Aim
The entries below are to be transcribed in full, without their images.

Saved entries
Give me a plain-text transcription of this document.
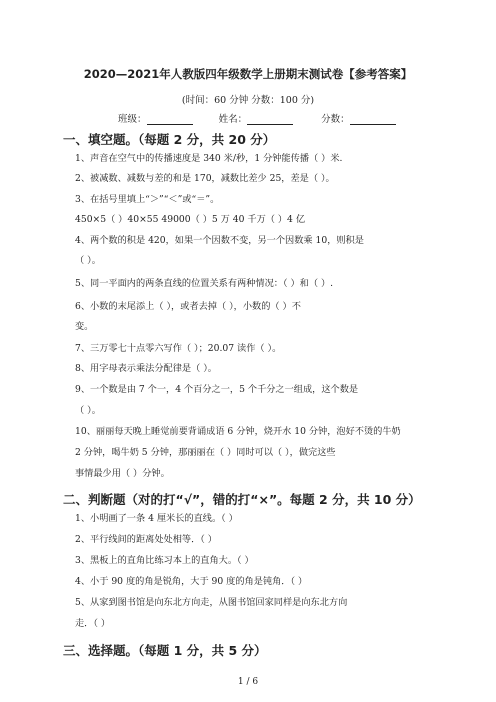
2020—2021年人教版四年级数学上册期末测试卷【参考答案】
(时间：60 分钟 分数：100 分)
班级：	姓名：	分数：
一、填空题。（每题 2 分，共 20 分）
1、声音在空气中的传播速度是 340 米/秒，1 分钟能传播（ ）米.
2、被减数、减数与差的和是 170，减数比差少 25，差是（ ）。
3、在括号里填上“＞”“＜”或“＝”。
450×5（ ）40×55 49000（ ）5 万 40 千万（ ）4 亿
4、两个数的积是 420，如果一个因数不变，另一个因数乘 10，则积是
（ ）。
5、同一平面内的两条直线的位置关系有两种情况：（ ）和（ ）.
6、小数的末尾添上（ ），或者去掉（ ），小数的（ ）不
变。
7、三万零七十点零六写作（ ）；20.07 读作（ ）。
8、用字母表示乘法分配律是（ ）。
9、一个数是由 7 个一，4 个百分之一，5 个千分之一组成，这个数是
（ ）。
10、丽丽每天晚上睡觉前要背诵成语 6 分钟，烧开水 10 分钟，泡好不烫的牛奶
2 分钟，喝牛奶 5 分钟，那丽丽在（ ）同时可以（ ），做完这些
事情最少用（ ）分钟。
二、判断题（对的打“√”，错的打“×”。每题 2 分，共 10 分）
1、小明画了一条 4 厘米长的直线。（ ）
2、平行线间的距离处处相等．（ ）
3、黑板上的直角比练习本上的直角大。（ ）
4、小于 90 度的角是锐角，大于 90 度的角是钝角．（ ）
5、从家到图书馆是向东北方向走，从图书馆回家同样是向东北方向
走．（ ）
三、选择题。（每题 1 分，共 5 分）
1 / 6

Result below
Give me a plain-text transcription of this document.
2020—2021年人教版四年级数学上册期末测试卷【参考答案】
(时间：60 分钟 分数：100 分)
班级：	姓名：	分数：
一、填空题。（每题 2 分，共 20 分）
1、声音在空气中的传播速度是 340 米/秒，1 分钟能传播（ ）米.
2、被减数、减数与差的和是 170，减数比差少 25，差是（ ）。
3、在括号里填上“＞”“＜”或“＝”。
450×5（ ）40×55 49000（ ）5 万 40 千万（ ）4 亿
4、两个数的积是 420，如果一个因数不变，另一个因数乘 10，则积是
（ ）。
5、同一平面内的两条直线的位置关系有两种情况：（ ）和（ ）.
6、小数的末尾添上（ ），或者去掉（ ），小数的（ ）不
变。
7、三万零七十点零六写作（ ）；20.07 读作（ ）。
8、用字母表示乘法分配律是（ ）。
9、一个数是由 7 个一，4 个百分之一，5 个千分之一组成，这个数是
（ ）。
10、丽丽每天晚上睡觉前要背诵成语 6 分钟，烧开水 10 分钟，泡好不烫的牛奶
2 分钟，喝牛奶 5 分钟，那丽丽在（ ）同时可以（ ），做完这些
事情最少用（ ）分钟。
二、判断题（对的打“√”，错的打“×”。每题 2 分，共 10 分）
1、小明画了一条 4 厘米长的直线。（ ）
2、平行线间的距离处处相等．（ ）
3、黑板上的直角比练习本上的直角大。（ ）
4、小于 90 度的角是锐角，大于 90 度的角是钝角．（ ）
5、从家到图书馆是向东北方向走，从图书馆回家同样是向东北方向
走．（ ）
三、选择题。（每题 1 分，共 5 分）
1 / 6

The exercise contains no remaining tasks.